Return every record exactly as written.

** BEGIN **

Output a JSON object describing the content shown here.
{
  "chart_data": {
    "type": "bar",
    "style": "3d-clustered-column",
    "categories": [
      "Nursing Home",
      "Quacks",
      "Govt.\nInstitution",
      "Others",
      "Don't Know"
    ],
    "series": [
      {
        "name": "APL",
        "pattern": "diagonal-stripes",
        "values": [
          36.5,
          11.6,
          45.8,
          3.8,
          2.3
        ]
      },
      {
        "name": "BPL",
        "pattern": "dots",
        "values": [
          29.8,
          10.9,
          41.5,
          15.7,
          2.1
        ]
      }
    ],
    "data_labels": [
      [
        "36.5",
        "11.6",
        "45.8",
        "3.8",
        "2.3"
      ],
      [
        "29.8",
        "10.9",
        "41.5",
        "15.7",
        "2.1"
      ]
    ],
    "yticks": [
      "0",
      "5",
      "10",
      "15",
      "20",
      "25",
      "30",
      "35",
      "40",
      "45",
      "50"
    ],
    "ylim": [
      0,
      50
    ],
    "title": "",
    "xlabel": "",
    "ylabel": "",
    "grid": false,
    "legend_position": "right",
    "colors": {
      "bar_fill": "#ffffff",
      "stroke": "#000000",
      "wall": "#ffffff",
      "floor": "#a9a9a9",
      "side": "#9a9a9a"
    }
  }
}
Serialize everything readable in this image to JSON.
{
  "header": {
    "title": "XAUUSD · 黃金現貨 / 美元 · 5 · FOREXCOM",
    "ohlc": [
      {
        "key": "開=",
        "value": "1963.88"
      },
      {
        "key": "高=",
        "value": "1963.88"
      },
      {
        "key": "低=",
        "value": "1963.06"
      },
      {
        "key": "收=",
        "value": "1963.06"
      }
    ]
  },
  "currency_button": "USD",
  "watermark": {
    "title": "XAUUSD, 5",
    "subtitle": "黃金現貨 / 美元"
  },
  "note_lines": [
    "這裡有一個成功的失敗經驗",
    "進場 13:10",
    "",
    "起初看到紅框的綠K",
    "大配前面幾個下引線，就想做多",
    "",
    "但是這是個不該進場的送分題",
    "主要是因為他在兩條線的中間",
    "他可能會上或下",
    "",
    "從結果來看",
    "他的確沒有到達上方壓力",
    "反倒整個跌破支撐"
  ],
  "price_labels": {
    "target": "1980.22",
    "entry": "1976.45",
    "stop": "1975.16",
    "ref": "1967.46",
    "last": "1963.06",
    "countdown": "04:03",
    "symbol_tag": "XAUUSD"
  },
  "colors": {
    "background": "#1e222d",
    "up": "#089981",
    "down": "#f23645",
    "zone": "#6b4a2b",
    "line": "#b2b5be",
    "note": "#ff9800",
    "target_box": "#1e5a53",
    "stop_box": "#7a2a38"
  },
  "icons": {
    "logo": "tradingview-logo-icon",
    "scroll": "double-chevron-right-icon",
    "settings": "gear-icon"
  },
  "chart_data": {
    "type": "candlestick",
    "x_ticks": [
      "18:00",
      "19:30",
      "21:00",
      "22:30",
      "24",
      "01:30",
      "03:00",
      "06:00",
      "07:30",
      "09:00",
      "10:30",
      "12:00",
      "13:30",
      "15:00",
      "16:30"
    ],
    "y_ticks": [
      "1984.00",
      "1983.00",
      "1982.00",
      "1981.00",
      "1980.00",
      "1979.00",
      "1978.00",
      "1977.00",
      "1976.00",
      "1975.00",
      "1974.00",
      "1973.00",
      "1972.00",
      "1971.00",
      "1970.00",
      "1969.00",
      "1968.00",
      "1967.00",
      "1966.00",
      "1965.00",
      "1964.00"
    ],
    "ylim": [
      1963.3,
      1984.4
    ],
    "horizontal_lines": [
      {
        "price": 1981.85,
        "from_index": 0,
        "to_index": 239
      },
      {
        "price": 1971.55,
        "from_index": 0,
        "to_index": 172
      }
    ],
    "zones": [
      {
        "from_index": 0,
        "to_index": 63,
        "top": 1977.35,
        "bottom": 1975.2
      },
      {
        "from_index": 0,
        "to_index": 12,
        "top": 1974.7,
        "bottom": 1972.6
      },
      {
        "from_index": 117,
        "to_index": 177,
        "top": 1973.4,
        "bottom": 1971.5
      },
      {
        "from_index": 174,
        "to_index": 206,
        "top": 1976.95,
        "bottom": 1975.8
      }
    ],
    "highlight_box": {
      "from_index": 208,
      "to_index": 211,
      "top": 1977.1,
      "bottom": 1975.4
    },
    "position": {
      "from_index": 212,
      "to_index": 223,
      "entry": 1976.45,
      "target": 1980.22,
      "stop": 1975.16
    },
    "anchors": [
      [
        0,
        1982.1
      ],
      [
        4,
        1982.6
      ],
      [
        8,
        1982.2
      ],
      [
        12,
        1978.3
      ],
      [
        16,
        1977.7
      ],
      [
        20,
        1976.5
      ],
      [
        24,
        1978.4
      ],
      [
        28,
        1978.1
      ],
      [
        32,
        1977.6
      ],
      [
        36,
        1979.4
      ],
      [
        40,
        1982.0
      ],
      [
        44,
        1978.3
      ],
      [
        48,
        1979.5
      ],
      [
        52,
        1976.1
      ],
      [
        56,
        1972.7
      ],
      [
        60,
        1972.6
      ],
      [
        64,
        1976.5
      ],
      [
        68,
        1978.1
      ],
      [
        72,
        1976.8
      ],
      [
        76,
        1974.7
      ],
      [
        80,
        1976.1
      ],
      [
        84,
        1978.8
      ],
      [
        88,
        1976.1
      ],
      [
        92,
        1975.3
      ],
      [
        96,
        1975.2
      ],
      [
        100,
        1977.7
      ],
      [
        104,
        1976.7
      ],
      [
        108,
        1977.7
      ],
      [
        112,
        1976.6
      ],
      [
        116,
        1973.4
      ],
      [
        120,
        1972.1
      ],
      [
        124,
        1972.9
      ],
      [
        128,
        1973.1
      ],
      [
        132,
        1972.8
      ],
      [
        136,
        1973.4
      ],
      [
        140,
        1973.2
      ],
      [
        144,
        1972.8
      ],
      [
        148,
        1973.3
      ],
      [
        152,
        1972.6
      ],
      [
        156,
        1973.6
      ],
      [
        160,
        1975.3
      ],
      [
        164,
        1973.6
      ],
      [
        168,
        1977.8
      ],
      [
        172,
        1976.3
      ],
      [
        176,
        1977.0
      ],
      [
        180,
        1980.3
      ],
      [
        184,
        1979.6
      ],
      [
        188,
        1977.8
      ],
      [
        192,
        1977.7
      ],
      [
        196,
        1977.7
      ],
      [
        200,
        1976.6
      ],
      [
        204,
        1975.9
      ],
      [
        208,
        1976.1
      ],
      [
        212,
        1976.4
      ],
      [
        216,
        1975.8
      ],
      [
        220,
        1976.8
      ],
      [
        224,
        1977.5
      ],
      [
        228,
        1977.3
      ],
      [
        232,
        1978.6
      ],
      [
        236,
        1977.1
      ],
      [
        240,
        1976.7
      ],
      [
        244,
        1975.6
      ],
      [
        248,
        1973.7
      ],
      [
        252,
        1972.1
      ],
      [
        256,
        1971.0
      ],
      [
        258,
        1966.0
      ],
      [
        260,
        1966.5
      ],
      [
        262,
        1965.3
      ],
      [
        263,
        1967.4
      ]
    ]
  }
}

** END **

■ Expected output:
Output a JSON object describing the content shown here.
{
  "chart_data": {
    "type": "bar",
    "style": "3d-clustered-column",
    "categories": [
      "Nursing Home",
      "Quacks",
      "Govt.\nInstitution",
      "Others",
      "Don't Know"
    ],
    "series": [
      {
        "name": "APL",
        "pattern": "diagonal-stripes",
        "values": [
          36.5,
          11.6,
          45.8,
          3.8,
          2.3
        ]
      },
      {
        "name": "BPL",
        "pattern": "dots",
        "values": [
          29.8,
          10.9,
          41.5,
          15.7,
          2.1
        ]
      }
    ],
    "data_labels": [
      [
        "36.5",
        "11.6",
        "45.8",
        "3.8",
        "2.3"
      ],
      [
        "29.8",
        "10.9",
        "41.5",
        "15.7",
        "2.1"
      ]
    ],
    "yticks": [
      "0",
      "5",
      "10",
      "15",
      "20",
      "25",
      "30",
      "35",
      "40",
      "45",
      "50"
    ],
    "ylim": [
      0,
      50
    ],
    "title": "",
    "xlabel": "",
    "ylabel": "",
    "grid": false,
    "legend_position": "right",
    "colors": {
      "bar_fill": "#ffffff",
      "stroke": "#000000",
      "wall": "#ffffff",
      "floor": "#a9a9a9",
      "side": "#9a9a9a"
    }
  }
}
Serialize everything readable in this image to JSON.
{
  "header": {
    "title": "XAUUSD · 黃金現貨 / 美元 · 5 · FOREXCOM",
    "ohlc": [
      {
        "key": "開=",
        "value": "1963.88"
      },
      {
        "key": "高=",
        "value": "1963.88"
      },
      {
        "key": "低=",
        "value": "1963.06"
      },
      {
        "key": "收=",
        "value": "1963.06"
      }
    ]
  },
  "currency_button": "USD",
  "watermark": {
    "title": "XAUUSD, 5",
    "subtitle": "黃金現貨 / 美元"
  },
  "note_lines": [
    "這裡有一個成功的失敗經驗",
    "進場 13:10",
    "",
    "起初看到紅框的綠K",
    "大配前面幾個下引線，就想做多",
    "",
    "但是這是個不該進場的送分題",
    "主要是因為他在兩條線的中間",
    "他可能會上或下",
    "",
    "從結果來看",
    "他的確沒有到達上方壓力",
    "反倒整個跌破支撐"
  ],
  "price_labels": {
    "target": "1980.22",
    "entry": "1976.45",
    "stop": "1975.16",
    "ref": "1967.46",
    "last": "1963.06",
    "countdown": "04:03",
    "symbol_tag": "XAUUSD"
  },
  "colors": {
    "background": "#1e222d",
    "up": "#089981",
    "down": "#f23645",
    "zone": "#6b4a2b",
    "line": "#b2b5be",
    "note": "#ff9800",
    "target_box": "#1e5a53",
    "stop_box": "#7a2a38"
  },
  "icons": {
    "logo": "tradingview-logo-icon",
    "scroll": "double-chevron-right-icon",
    "settings": "gear-icon"
  },
  "chart_data": {
    "type": "candlestick",
    "x_ticks": [
      "18:00",
      "19:30",
      "21:00",
      "22:30",
      "24",
      "01:30",
      "03:00",
      "06:00",
      "07:30",
      "09:00",
      "10:30",
      "12:00",
      "13:30",
      "15:00",
      "16:30"
    ],
    "y_ticks": [
      "1984.00",
      "1983.00",
      "1982.00",
      "1981.00",
      "1980.00",
      "1979.00",
      "1978.00",
      "1977.00",
      "1976.00",
      "1975.00",
      "1974.00",
      "1973.00",
      "1972.00",
      "1971.00",
      "1970.00",
      "1969.00",
      "1968.00",
      "1967.00",
      "1966.00",
      "1965.00",
      "1964.00"
    ],
    "ylim": [
      1963.3,
      1984.4
    ],
    "horizontal_lines": [
      {
        "price": 1981.85,
        "from_index": 0,
        "to_index": 239
      },
      {
        "price": 1971.55,
        "from_index": 0,
        "to_index": 172
      }
    ],
    "zones": [
      {
        "from_index": 0,
        "to_index": 63,
        "top": 1977.35,
        "bottom": 1975.2
      },
      {
        "from_index": 0,
        "to_index": 12,
        "top": 1974.7,
        "bottom": 1972.6
      },
      {
        "from_index": 117,
        "to_index": 177,
        "top": 1973.4,
        "bottom": 1971.5
      },
      {
        "from_index": 174,
        "to_index": 206,
        "top": 1976.95,
        "bottom": 1975.8
      }
    ],
    "highlight_box": {
      "from_index": 208,
      "to_index": 211,
      "top": 1977.1,
      "bottom": 1975.4
    },
    "position": {
      "from_index": 212,
      "to_index": 223,
      "entry": 1976.45,
      "target": 1980.22,
      "stop": 1975.16
    },
    "anchors": [
      [
        0,
        1982.1
      ],
      [
        4,
        1982.6
      ],
      [
        8,
        1982.2
      ],
      [
        12,
        1978.3
      ],
      [
        16,
        1977.7
      ],
      [
        20,
        1976.5
      ],
      [
        24,
        1978.4
      ],
      [
        28,
        1978.1
      ],
      [
        32,
        1977.6
      ],
      [
        36,
        1979.4
      ],
      [
        40,
        1982.0
      ],
      [
        44,
        1978.3
      ],
      [
        48,
        1979.5
      ],
      [
        52,
        1976.1
      ],
      [
        56,
        1972.7
      ],
      [
        60,
        1972.6
      ],
      [
        64,
        1976.5
      ],
      [
        68,
        1978.1
      ],
      [
        72,
        1976.8
      ],
      [
        76,
        1974.7
      ],
      [
        80,
        1976.1
      ],
      [
        84,
        1978.8
      ],
      [
        88,
        1976.1
      ],
      [
        92,
        1975.3
      ],
      [
        96,
        1975.2
      ],
      [
        100,
        1977.7
      ],
      [
        104,
        1976.7
      ],
      [
        108,
        1977.7
      ],
      [
        112,
        1976.6
      ],
      [
        116,
        1973.4
      ],
      [
        120,
        1972.1
      ],
      [
        124,
        1972.9
      ],
      [
        128,
        1973.1
      ],
      [
        132,
        1972.8
      ],
      [
        136,
        1973.4
      ],
      [
        140,
        1973.2
      ],
      [
        144,
        1972.8
      ],
      [
        148,
        1973.3
      ],
      [
        152,
        1972.6
      ],
      [
        156,
        1973.6
      ],
      [
        160,
        1975.3
      ],
      [
        164,
        1973.6
      ],
      [
        168,
        1977.8
      ],
      [
        172,
        1976.3
      ],
      [
        176,
        1977.0
      ],
      [
        180,
        1980.3
      ],
      [
        184,
        1979.6
      ],
      [
        188,
        1977.8
      ],
      [
        192,
        1977.7
      ],
      [
        196,
        1977.7
      ],
      [
        200,
        1976.6
      ],
      [
        204,
        1975.9
      ],
      [
        208,
        1976.1
      ],
      [
        212,
        1976.4
      ],
      [
        216,
        1975.8
      ],
      [
        220,
        1976.8
      ],
      [
        224,
        1977.5
      ],
      [
        228,
        1977.3
      ],
      [
        232,
        1978.6
      ],
      [
        236,
        1977.1
      ],
      [
        240,
        1976.7
      ],
      [
        244,
        1975.6
      ],
      [
        248,
        1973.7
      ],
      [
        252,
        1972.1
      ],
      [
        256,
        1971.0
      ],
      [
        258,
        1966.0
      ],
      [
        260,
        1966.5
      ],
      [
        262,
        1965.3
      ],
      [
        263,
        1967.4
      ]
    ]
  }
}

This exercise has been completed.